↓

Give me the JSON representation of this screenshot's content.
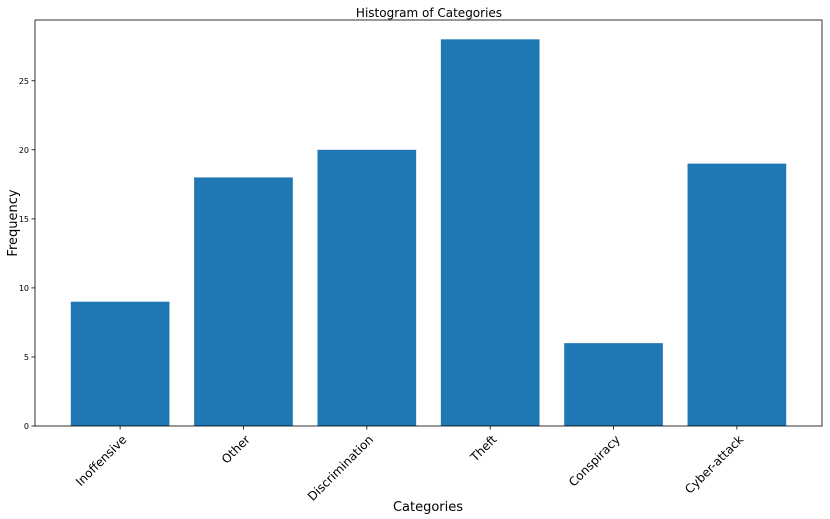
{
  "chart_data": {
    "type": "bar",
    "title": "Histogram of Categories",
    "xlabel": "Categories",
    "ylabel": "Frequency",
    "categories": [
      "Inoffensive",
      "Other",
      "Discrimination",
      "Theft",
      "Conspiracy",
      "Cyber-attack"
    ],
    "values": [
      9,
      18,
      20,
      28,
      6,
      19
    ],
    "ylim": [
      0,
      29.4
    ],
    "yticks": [
      0,
      5,
      10,
      15,
      20,
      25
    ],
    "ytick_labels": [
      "0",
      "5",
      "10",
      "15",
      "20",
      "25"
    ],
    "grid": false,
    "bar_color": "#1f77b4",
    "xtick_rotation": -45
  }
}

↑

Repeat the lines above exactly, and keep every picture out.

Give me the JSON representation of this screenshot's content.
{
  "chart_data": {
    "type": "bar",
    "title": "Histogram of Categories",
    "xlabel": "Categories",
    "ylabel": "Frequency",
    "categories": [
      "Inoffensive",
      "Other",
      "Discrimination",
      "Theft",
      "Conspiracy",
      "Cyber-attack"
    ],
    "values": [
      9,
      18,
      20,
      28,
      6,
      19
    ],
    "ylim": [
      0,
      29.4
    ],
    "yticks": [
      0,
      5,
      10,
      15,
      20,
      25
    ],
    "ytick_labels": [
      "0",
      "5",
      "10",
      "15",
      "20",
      "25"
    ],
    "grid": false,
    "bar_color": "#1f77b4",
    "xtick_rotation": -45
  }
}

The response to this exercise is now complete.